What you have to do – Transcribe, word for word, every line from the one containing "Output the text content of this document." through the final line of the records, and omit the pictures.

Provided material –
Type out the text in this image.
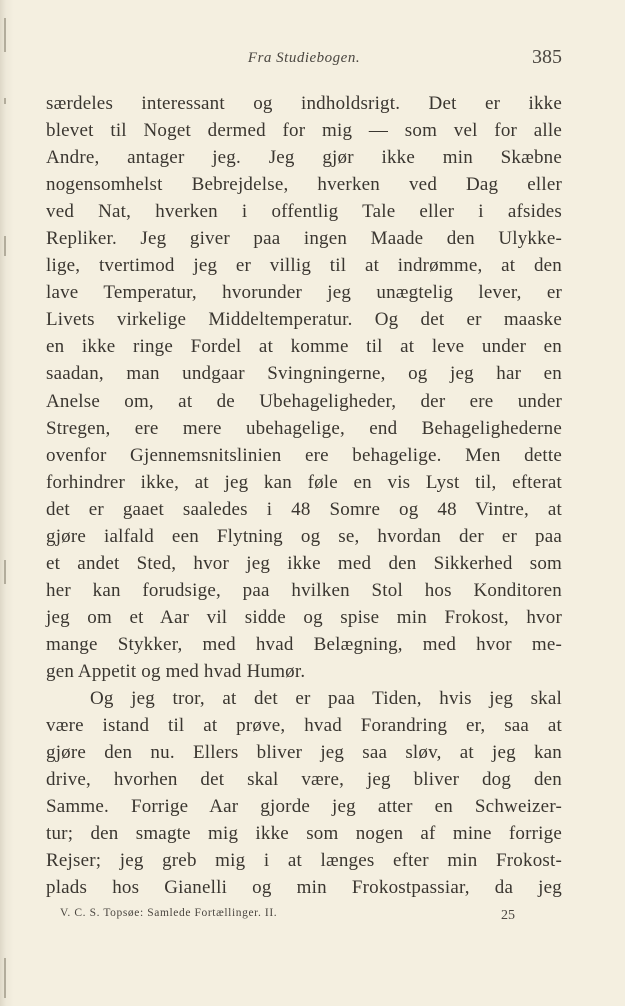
Fra Studiebogen.	385
særdeles interessant og indholdsrigt. Det er ikke
blevet til Noget dermed for mig — som vel for alle
Andre, antager jeg. Jeg gjør ikke min Skæbne
nogensomhelst Bebrejdelse, hverken ved Dag eller
ved Nat, hverken i offentlig Tale eller i afsides
Repliker. Jeg giver paa ingen Maade den Ulykke-
lige, tvertimod jeg er villig til at indrømme, at den
lave Temperatur, hvorunder jeg unægtelig lever, er
Livets virkelige Middeltemperatur. Og det er maaske
en ikke ringe Fordel at komme til at leve under en
saadan, man undgaar Svingningerne, og jeg har en
Anelse om, at de Ubehageligheder, der ere under
Stregen, ere mere ubehagelige, end Behagelighederne
ovenfor Gjennemsnitslinien ere behagelige. Men dette
forhindrer ikke, at jeg kan føle en vis Lyst til, efterat
det er gaaet saaledes i 48 Somre og 48 Vintre, at
gjøre ialfald een Flytning og se, hvordan der er paa
et andet Sted, hvor jeg ikke med den Sikkerhed som
her kan forudsige, paa hvilken Stol hos Konditoren
jeg om et Aar vil sidde og spise min Frokost, hvor
mange Stykker, med hvad Belægning, med hvor me-
gen Appetit og med hvad Humør.
Og jeg tror, at det er paa Tiden, hvis jeg skal
være istand til at prøve, hvad Forandring er, saa at
gjøre den nu. Ellers bliver jeg saa sløv, at jeg kan
drive, hvorhen det skal være, jeg bliver dog den
Samme. Forrige Aar gjorde jeg atter en Schweizer-
tur; den smagte mig ikke som nogen af mine forrige
Rejser; jeg greb mig i at længes efter min Frokost-
plads hos Gianelli og min Frokostpassiar, da jeg
V. C. S. Topsøe: Samlede Fortællinger. II.	25
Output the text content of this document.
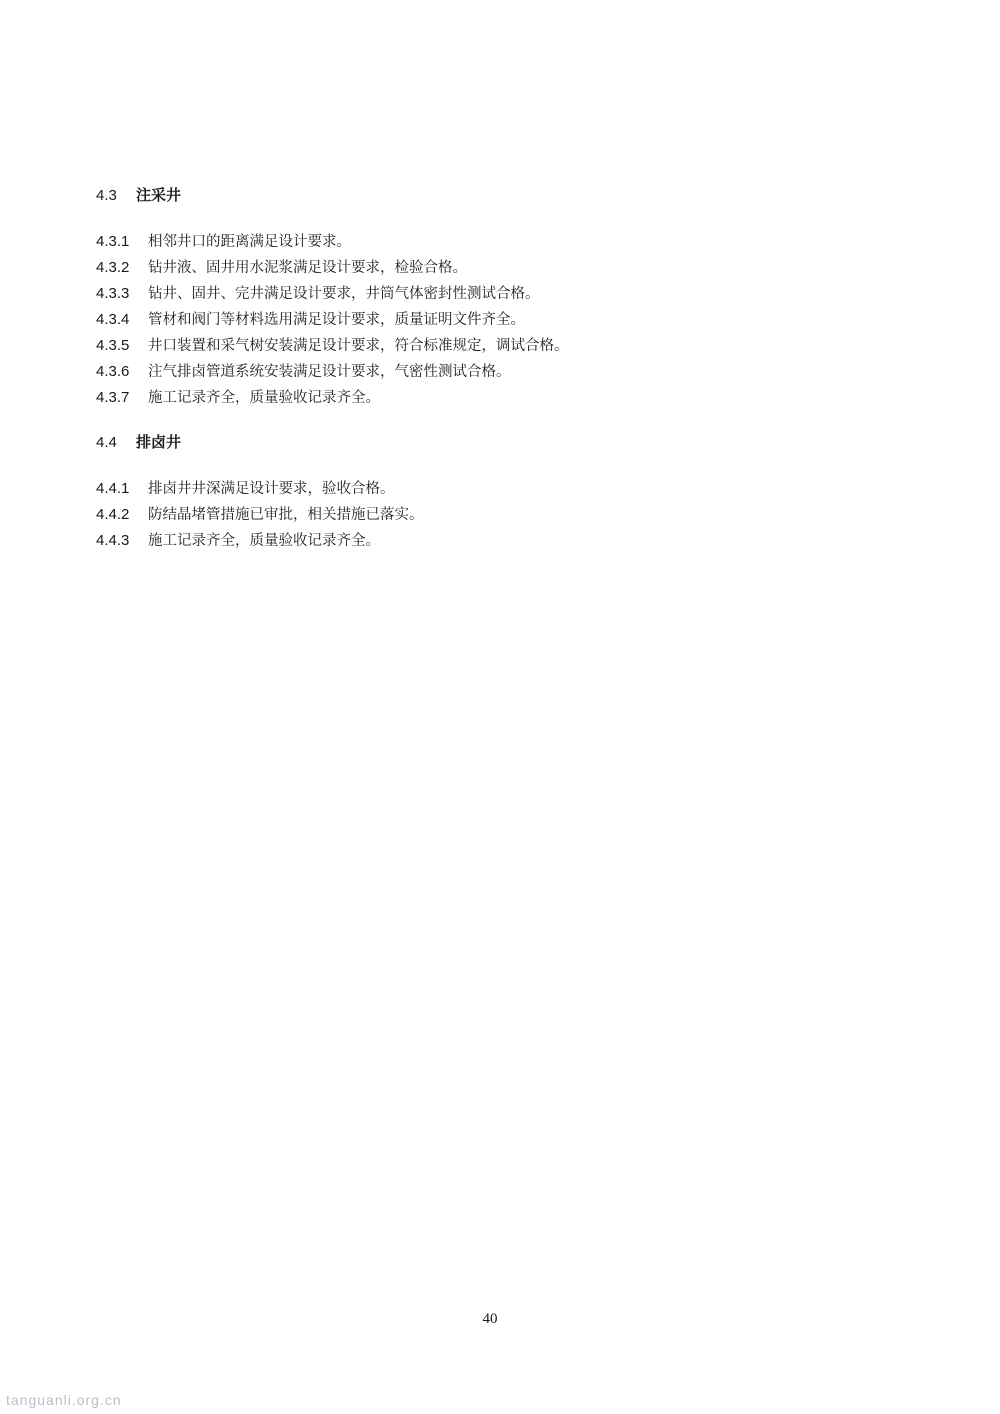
4.3 注采井
4.3.1 相邻井口的距离满足设计要求。
4.3.2 钻井液、固井用水泥浆满足设计要求，检验合格。
4.3.3 钻井、固井、完井满足设计要求，井筒气体密封性测试合格。
4.3.4 管材和阀门等材料选用满足设计要求，质量证明文件齐全。
4.3.5 井口装置和采气树安装满足设计要求，符合标准规定，调试合格。
4.3.6 注气排卤管道系统安装满足设计要求，气密性测试合格。
4.3.7 施工记录齐全，质量验收记录齐全。
4.4 排卤井
4.4.1 排卤井井深满足设计要求，验收合格。
4.4.2 防结晶堵管措施已审批，相关措施已落实。
4.4.3 施工记录齐全，质量验收记录齐全。
40
tanguanli.org.cn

Response to this exercise –
Output the text content of this document.
4.3 注采井
4.3.1 相邻井口的距离满足设计要求。
4.3.2 钻井液、固井用水泥浆满足设计要求，检验合格。
4.3.3 钻井、固井、完井满足设计要求，井筒气体密封性测试合格。
4.3.4 管材和阀门等材料选用满足设计要求，质量证明文件齐全。
4.3.5 井口装置和采气树安装满足设计要求，符合标准规定，调试合格。
4.3.6 注气排卤管道系统安装满足设计要求，气密性测试合格。
4.3.7 施工记录齐全，质量验收记录齐全。
4.4 排卤井
4.4.1 排卤井井深满足设计要求，验收合格。
4.4.2 防结晶堵管措施已审批，相关措施已落实。
4.4.3 施工记录齐全，质量验收记录齐全。
40
tanguanli.org.cn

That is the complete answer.